Dataset items:
---------------

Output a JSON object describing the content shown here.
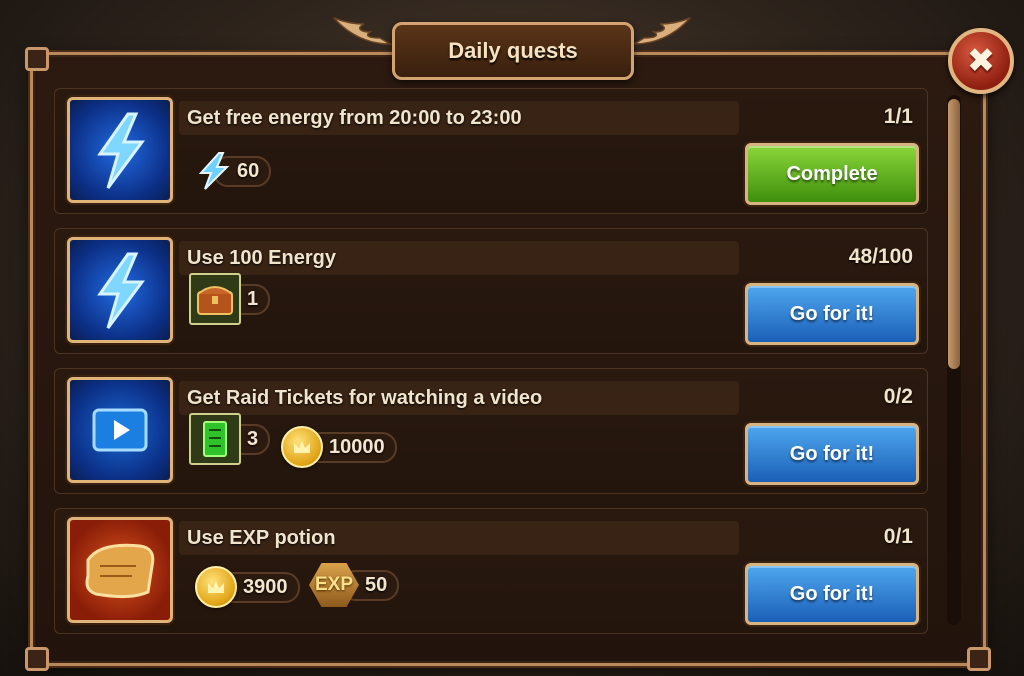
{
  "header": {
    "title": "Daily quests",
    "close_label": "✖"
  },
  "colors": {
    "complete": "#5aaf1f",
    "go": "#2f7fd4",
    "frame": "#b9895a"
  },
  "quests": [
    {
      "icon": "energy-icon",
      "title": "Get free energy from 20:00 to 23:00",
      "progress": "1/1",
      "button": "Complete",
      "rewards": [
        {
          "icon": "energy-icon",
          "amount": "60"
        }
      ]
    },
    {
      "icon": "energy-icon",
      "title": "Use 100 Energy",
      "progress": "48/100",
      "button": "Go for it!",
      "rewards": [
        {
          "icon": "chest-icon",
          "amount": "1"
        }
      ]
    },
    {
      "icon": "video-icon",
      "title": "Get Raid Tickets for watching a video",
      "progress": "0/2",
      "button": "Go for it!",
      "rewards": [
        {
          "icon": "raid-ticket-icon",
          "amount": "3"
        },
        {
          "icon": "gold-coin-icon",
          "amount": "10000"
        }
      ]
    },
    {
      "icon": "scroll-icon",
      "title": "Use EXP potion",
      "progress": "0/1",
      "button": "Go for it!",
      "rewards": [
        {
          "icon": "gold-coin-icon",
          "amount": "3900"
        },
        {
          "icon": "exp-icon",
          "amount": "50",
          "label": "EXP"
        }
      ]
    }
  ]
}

---------------

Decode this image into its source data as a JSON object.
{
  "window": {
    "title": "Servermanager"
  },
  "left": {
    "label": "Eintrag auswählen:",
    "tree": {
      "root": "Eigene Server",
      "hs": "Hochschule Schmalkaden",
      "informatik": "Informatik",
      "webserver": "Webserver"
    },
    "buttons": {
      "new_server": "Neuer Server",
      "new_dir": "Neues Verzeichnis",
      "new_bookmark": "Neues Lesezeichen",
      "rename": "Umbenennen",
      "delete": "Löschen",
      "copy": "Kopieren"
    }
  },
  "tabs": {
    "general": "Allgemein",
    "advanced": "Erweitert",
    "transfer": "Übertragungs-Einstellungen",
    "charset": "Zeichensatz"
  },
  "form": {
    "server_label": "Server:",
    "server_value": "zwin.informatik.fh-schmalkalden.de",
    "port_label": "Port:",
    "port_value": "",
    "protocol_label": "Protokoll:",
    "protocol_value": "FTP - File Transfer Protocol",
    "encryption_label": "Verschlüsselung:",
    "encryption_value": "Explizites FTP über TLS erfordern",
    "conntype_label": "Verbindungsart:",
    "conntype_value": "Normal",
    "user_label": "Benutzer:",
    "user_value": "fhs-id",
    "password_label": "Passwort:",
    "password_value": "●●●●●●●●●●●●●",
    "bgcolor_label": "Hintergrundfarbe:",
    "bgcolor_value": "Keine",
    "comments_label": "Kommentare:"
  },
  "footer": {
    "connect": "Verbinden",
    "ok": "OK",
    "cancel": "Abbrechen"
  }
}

---------------

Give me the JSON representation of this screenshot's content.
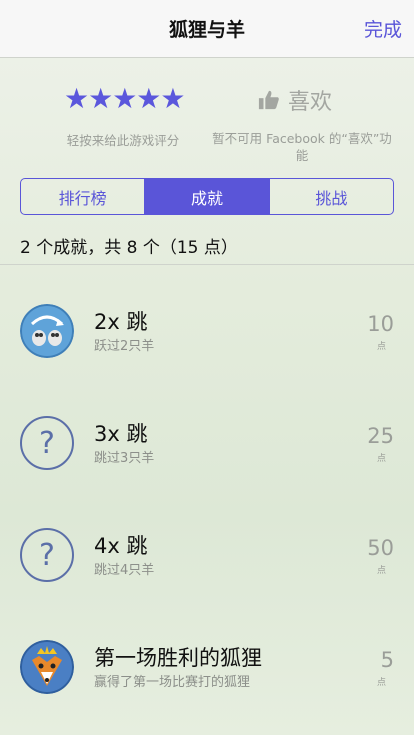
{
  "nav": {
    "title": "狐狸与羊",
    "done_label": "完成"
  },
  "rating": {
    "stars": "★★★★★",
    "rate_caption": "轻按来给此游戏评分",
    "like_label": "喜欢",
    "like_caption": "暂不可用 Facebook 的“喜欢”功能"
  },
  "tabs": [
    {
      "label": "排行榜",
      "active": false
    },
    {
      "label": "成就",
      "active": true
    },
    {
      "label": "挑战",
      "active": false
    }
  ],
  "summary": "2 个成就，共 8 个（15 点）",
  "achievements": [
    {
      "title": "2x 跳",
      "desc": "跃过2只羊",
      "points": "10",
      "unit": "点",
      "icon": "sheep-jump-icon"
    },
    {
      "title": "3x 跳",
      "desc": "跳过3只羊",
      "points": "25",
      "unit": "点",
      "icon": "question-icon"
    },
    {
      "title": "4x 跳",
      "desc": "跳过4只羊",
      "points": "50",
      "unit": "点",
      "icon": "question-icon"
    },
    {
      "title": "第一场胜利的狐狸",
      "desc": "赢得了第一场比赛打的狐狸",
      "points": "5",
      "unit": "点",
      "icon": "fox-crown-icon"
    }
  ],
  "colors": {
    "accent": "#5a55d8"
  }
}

---------------

Identify each line containing the string "amount" and copy it out.

          "amount": "60"
          "amount": "1"
          "amount": "3"
          "amount": "10000"
          "amount": "3900"
          "amount": "50",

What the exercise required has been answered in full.